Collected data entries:
┄┄┄┄┄┄┄┄┄┄┄┄┄┄┄┄┄┄┄┄

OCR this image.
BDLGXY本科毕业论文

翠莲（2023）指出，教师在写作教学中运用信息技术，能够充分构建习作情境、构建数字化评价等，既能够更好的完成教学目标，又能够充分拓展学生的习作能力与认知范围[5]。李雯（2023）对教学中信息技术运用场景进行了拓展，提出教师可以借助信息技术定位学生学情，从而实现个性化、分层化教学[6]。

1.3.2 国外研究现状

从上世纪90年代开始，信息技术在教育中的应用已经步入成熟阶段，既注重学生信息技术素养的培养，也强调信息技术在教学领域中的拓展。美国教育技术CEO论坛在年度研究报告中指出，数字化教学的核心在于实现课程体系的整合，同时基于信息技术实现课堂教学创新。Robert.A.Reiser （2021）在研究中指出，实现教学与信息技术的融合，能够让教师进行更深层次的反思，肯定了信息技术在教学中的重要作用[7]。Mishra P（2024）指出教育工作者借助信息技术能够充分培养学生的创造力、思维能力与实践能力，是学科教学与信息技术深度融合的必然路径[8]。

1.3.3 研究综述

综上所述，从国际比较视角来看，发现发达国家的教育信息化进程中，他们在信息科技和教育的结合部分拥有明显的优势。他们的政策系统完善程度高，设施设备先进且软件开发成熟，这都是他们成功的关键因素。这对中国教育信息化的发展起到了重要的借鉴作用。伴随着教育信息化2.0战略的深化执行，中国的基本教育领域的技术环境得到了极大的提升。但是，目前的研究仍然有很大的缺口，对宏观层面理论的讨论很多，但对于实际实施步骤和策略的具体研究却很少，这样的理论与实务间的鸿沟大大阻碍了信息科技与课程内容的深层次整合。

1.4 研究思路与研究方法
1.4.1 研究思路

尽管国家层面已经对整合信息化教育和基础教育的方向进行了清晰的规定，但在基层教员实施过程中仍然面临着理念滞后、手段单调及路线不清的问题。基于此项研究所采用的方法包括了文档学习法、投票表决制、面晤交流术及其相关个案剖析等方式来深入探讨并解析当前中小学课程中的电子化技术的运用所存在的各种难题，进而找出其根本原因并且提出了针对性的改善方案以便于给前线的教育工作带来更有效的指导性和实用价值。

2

┄┄┄┄┄┄┄┄┄┄┄┄┄┄┄┄┄┄┄┄

Retype the listing. Match it exactly.

OCR this image.
BDLGXY本科毕业论文

翠莲（2023）指出，教师在写作教学中运用信息技术，能够充分构建习作情境、构建数字化评价等，既能够更好的完成教学目标，又能够充分拓展学生的习作能力与认知范围[5]。李雯（2023）对教学中信息技术运用场景进行了拓展，提出教师可以借助信息技术定位学生学情，从而实现个性化、分层化教学[6]。

1.3.2 国外研究现状

从上世纪90年代开始，信息技术在教育中的应用已经步入成熟阶段，既注重学生信息技术素养的培养，也强调信息技术在教学领域中的拓展。美国教育技术CEO论坛在年度研究报告中指出，数字化教学的核心在于实现课程体系的整合，同时基于信息技术实现课堂教学创新。Robert.A.Reiser （2021）在研究中指出，实现教学与信息技术的融合，能够让教师进行更深层次的反思，肯定了信息技术在教学中的重要作用[7]。Mishra P（2024）指出教育工作者借助信息技术能够充分培养学生的创造力、思维能力与实践能力，是学科教学与信息技术深度融合的必然路径[8]。

1.3.3 研究综述

综上所述，从国际比较视角来看，发现发达国家的教育信息化进程中，他们在信息科技和教育的结合部分拥有明显的优势。他们的政策系统完善程度高，设施设备先进且软件开发成熟，这都是他们成功的关键因素。这对中国教育信息化的发展起到了重要的借鉴作用。伴随着教育信息化2.0战略的深化执行，中国的基本教育领域的技术环境得到了极大的提升。但是，目前的研究仍然有很大的缺口，对宏观层面理论的讨论很多，但对于实际实施步骤和策略的具体研究却很少，这样的理论与实务间的鸿沟大大阻碍了信息科技与课程内容的深层次整合。

1.4 研究思路与研究方法
1.4.1 研究思路

尽管国家层面已经对整合信息化教育和基础教育的方向进行了清晰的规定，但在基层教员实施过程中仍然面临着理念滞后、手段单调及路线不清的问题。基于此项研究所采用的方法包括了文档学习法、投票表决制、面晤交流术及其相关个案剖析等方式来深入探讨并解析当前中小学课程中的电子化技术的运用所存在的各种难题，进而找出其根本原因并且提出了针对性的改善方案以便于给前线的教育工作带来更有效的指导性和实用价值。

2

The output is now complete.